[Data excerpts]
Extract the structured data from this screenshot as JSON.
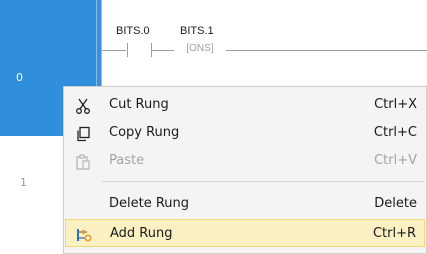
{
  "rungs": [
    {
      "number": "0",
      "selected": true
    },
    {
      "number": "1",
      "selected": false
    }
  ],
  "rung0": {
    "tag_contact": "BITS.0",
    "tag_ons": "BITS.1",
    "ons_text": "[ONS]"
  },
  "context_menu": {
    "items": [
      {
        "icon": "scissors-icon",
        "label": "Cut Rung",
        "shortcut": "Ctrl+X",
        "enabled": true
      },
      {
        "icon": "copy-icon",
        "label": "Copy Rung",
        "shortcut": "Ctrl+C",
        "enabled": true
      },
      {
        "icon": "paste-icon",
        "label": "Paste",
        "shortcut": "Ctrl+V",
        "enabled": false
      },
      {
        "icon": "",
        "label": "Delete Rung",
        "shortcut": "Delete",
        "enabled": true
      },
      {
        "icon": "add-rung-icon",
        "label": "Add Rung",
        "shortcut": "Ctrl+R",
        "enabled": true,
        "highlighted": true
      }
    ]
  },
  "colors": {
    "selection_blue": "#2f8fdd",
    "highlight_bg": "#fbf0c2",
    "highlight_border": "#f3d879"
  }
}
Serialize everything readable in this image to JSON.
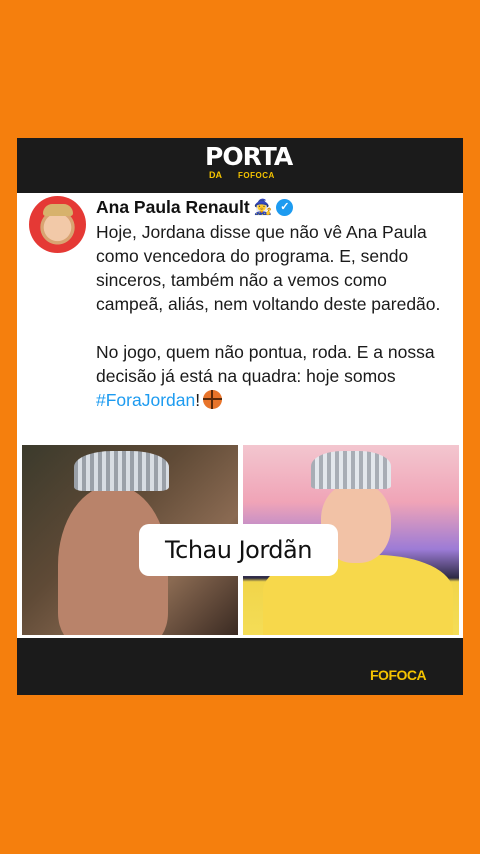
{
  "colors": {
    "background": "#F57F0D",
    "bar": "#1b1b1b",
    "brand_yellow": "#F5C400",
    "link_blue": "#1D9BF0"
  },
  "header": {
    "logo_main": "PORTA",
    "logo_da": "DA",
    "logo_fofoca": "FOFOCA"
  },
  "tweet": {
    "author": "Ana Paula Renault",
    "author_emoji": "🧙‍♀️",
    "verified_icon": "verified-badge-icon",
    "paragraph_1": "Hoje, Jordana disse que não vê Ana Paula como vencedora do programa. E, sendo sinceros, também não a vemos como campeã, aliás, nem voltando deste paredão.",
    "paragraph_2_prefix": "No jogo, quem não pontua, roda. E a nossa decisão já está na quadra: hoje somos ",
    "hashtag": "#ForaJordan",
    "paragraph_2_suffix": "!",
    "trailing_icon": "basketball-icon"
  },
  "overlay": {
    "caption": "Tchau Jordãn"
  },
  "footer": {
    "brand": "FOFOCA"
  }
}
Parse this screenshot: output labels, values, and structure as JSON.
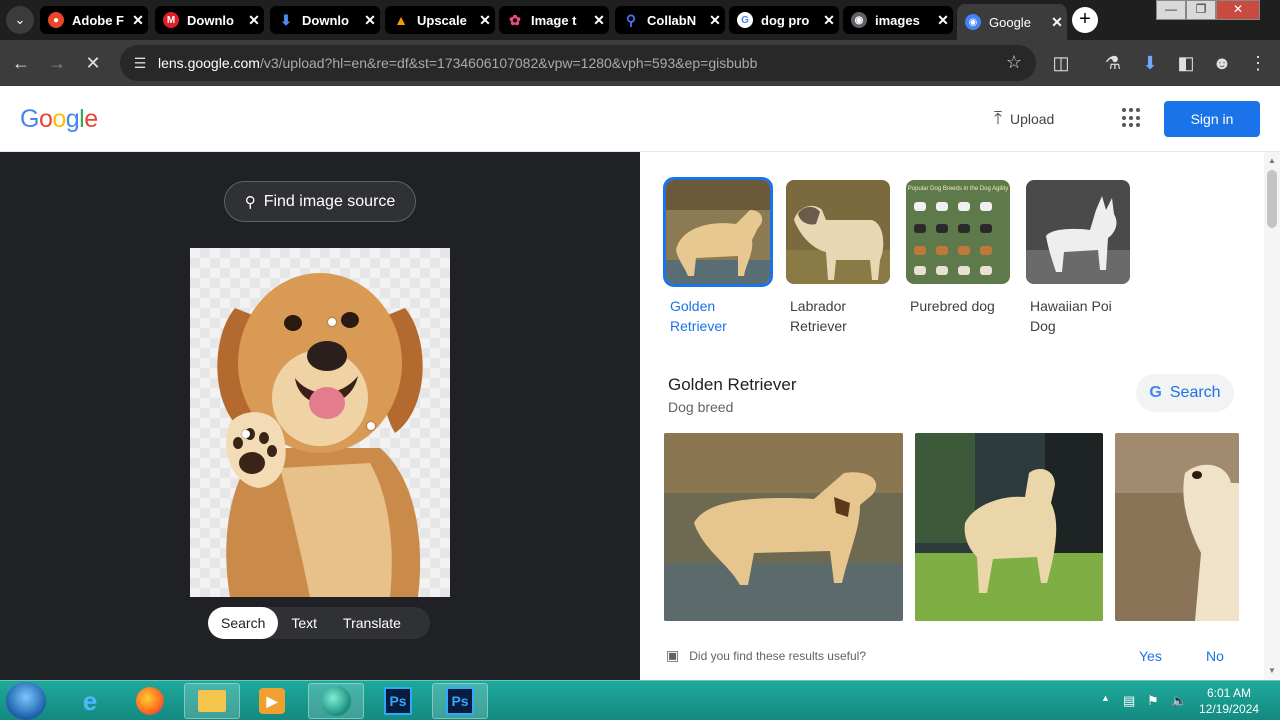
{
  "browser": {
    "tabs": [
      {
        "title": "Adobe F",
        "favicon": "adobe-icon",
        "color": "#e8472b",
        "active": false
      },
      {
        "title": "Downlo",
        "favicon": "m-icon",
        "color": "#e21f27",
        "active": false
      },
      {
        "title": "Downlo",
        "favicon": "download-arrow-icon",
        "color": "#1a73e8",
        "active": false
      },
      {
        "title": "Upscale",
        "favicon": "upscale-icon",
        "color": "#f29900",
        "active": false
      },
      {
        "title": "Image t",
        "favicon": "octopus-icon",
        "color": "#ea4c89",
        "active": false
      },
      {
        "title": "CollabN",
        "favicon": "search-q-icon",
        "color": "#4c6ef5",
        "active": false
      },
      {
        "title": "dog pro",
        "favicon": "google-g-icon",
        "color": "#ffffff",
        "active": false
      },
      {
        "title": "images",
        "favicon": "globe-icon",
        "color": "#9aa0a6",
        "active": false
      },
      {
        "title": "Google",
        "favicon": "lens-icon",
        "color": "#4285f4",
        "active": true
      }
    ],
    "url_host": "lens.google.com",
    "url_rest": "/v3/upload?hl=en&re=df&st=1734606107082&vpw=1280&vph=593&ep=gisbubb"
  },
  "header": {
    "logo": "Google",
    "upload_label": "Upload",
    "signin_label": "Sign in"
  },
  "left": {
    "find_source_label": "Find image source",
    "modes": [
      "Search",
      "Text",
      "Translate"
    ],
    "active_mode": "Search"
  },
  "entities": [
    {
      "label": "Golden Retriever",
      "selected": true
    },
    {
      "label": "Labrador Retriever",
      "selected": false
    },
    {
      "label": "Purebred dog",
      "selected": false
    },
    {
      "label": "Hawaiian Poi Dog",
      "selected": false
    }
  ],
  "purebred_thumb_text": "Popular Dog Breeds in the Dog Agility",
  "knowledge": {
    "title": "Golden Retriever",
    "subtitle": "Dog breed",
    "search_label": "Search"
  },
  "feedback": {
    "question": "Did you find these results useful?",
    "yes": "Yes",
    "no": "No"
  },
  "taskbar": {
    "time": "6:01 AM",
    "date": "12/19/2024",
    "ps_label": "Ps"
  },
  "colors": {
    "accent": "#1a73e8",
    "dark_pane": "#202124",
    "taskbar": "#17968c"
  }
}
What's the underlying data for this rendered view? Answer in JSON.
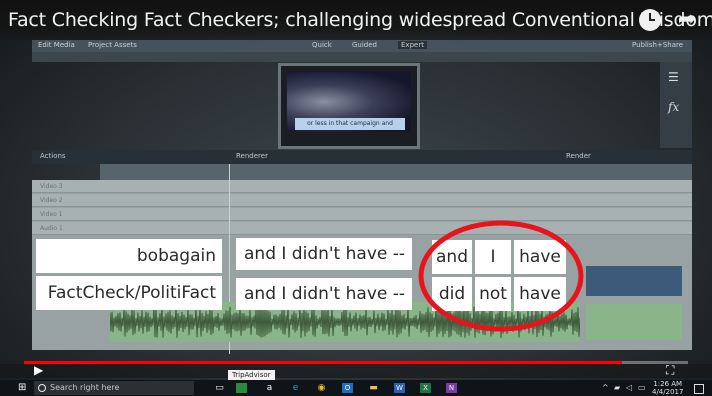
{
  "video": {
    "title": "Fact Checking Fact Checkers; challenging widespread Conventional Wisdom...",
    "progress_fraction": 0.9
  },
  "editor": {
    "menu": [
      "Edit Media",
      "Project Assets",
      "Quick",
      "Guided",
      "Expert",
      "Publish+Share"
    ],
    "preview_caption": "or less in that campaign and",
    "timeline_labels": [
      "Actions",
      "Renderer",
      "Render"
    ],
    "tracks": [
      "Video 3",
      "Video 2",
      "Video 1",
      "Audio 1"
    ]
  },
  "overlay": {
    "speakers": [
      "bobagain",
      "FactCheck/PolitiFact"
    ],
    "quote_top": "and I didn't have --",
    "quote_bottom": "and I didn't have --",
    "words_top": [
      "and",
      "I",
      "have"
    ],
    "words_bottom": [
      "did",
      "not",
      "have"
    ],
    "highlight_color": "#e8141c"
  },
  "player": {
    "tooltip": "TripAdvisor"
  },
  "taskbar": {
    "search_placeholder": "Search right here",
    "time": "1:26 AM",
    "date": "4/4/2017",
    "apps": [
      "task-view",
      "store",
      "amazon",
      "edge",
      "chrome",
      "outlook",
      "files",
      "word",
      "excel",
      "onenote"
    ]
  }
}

• **SHORT PROBLEM**:
Output every entry exactly as given; pictures are not part of the copy.

• **PROBLEM SOLUTION**:
Extract the structured data from this screenshot as JSON.
{
  "rungs": [
    {
      "number": "0",
      "selected": true
    },
    {
      "number": "1",
      "selected": false
    }
  ],
  "rung0": {
    "tag_contact": "BITS.0",
    "tag_ons": "BITS.1",
    "ons_text": "[ONS]"
  },
  "context_menu": {
    "items": [
      {
        "icon": "scissors-icon",
        "label": "Cut Rung",
        "shortcut": "Ctrl+X",
        "enabled": true
      },
      {
        "icon": "copy-icon",
        "label": "Copy Rung",
        "shortcut": "Ctrl+C",
        "enabled": true
      },
      {
        "icon": "paste-icon",
        "label": "Paste",
        "shortcut": "Ctrl+V",
        "enabled": false
      },
      {
        "icon": "",
        "label": "Delete Rung",
        "shortcut": "Delete",
        "enabled": true
      },
      {
        "icon": "add-rung-icon",
        "label": "Add Rung",
        "shortcut": "Ctrl+R",
        "enabled": true,
        "highlighted": true
      }
    ]
  },
  "colors": {
    "selection_blue": "#2f8fdd",
    "highlight_bg": "#fbf0c2",
    "highlight_border": "#f3d879"
  }
}
Serialize everything readable in this image to JSON.
{
  "colors": {
    "background": "#F57F0D",
    "bar": "#1b1b1b",
    "brand_yellow": "#F5C400",
    "link_blue": "#1D9BF0"
  },
  "header": {
    "logo_main": "PORTA",
    "logo_da": "DA",
    "logo_fofoca": "FOFOCA"
  },
  "tweet": {
    "author": "Ana Paula Renault",
    "author_emoji": "🧙‍♀️",
    "verified_icon": "verified-badge-icon",
    "paragraph_1": "Hoje, Jordana disse que não vê Ana Paula como vencedora do programa. E, sendo sinceros, também não a vemos como campeã, aliás, nem voltando deste paredão.",
    "paragraph_2_prefix": "No jogo, quem não pontua, roda. E a nossa decisão já está na quadra: hoje somos ",
    "hashtag": "#ForaJordan",
    "paragraph_2_suffix": "!",
    "trailing_icon": "basketball-icon"
  },
  "overlay": {
    "caption": "Tchau Jordãn"
  },
  "footer": {
    "brand": "FOFOCA"
  }
}
Parse this screenshot: output labels, values, and structure as JSON.
{
  "browser": {
    "tabs": [
      {
        "title": "Adobe F",
        "favicon": "adobe-icon",
        "color": "#e8472b",
        "active": false
      },
      {
        "title": "Downlo",
        "favicon": "m-icon",
        "color": "#e21f27",
        "active": false
      },
      {
        "title": "Downlo",
        "favicon": "download-arrow-icon",
        "color": "#1a73e8",
        "active": false
      },
      {
        "title": "Upscale",
        "favicon": "upscale-icon",
        "color": "#f29900",
        "active": false
      },
      {
        "title": "Image t",
        "favicon": "octopus-icon",
        "color": "#ea4c89",
        "active": false
      },
      {
        "title": "CollabN",
        "favicon": "search-q-icon",
        "color": "#4c6ef5",
        "active": false
      },
      {
        "title": "dog pro",
        "favicon": "google-g-icon",
        "color": "#ffffff",
        "active": false
      },
      {
        "title": "images",
        "favicon": "globe-icon",
        "color": "#9aa0a6",
        "active": false
      },
      {
        "title": "Google",
        "favicon": "lens-icon",
        "color": "#4285f4",
        "active": true
      }
    ],
    "url_host": "lens.google.com",
    "url_rest": "/v3/upload?hl=en&re=df&st=1734606107082&vpw=1280&vph=593&ep=gisbubb"
  },
  "header": {
    "logo": "Google",
    "upload_label": "Upload",
    "signin_label": "Sign in"
  },
  "left": {
    "find_source_label": "Find image source",
    "modes": [
      "Search",
      "Text",
      "Translate"
    ],
    "active_mode": "Search"
  },
  "entities": [
    {
      "label": "Golden Retriever",
      "selected": true
    },
    {
      "label": "Labrador Retriever",
      "selected": false
    },
    {
      "label": "Purebred dog",
      "selected": false
    },
    {
      "label": "Hawaiian Poi Dog",
      "selected": false
    }
  ],
  "purebred_thumb_text": "Popular Dog Breeds in the Dog Agility",
  "knowledge": {
    "title": "Golden Retriever",
    "subtitle": "Dog breed",
    "search_label": "Search"
  },
  "feedback": {
    "question": "Did you find these results useful?",
    "yes": "Yes",
    "no": "No"
  },
  "taskbar": {
    "time": "6:01 AM",
    "date": "12/19/2024",
    "ps_label": "Ps"
  },
  "colors": {
    "accent": "#1a73e8",
    "dark_pane": "#202124",
    "taskbar": "#17968c"
  }
}
What's the underlying data for this rendered view? Answer in JSON.
{
  "video": {
    "title": "Fact Checking Fact Checkers; challenging widespread Conventional Wisdom...",
    "progress_fraction": 0.9
  },
  "editor": {
    "menu": [
      "Edit Media",
      "Project Assets",
      "Quick",
      "Guided",
      "Expert",
      "Publish+Share"
    ],
    "preview_caption": "or less in that campaign and",
    "timeline_labels": [
      "Actions",
      "Renderer",
      "Render"
    ],
    "tracks": [
      "Video 3",
      "Video 2",
      "Video 1",
      "Audio 1"
    ]
  },
  "overlay": {
    "speakers": [
      "bobagain",
      "FactCheck/PolitiFact"
    ],
    "quote_top": "and I didn't have --",
    "quote_bottom": "and I didn't have --",
    "words_top": [
      "and",
      "I",
      "have"
    ],
    "words_bottom": [
      "did",
      "not",
      "have"
    ],
    "highlight_color": "#e8141c"
  },
  "player": {
    "tooltip": "TripAdvisor"
  },
  "taskbar": {
    "search_placeholder": "Search right here",
    "time": "1:26 AM",
    "date": "4/4/2017",
    "apps": [
      "task-view",
      "store",
      "amazon",
      "edge",
      "chrome",
      "outlook",
      "files",
      "word",
      "excel",
      "onenote"
    ]
  }
}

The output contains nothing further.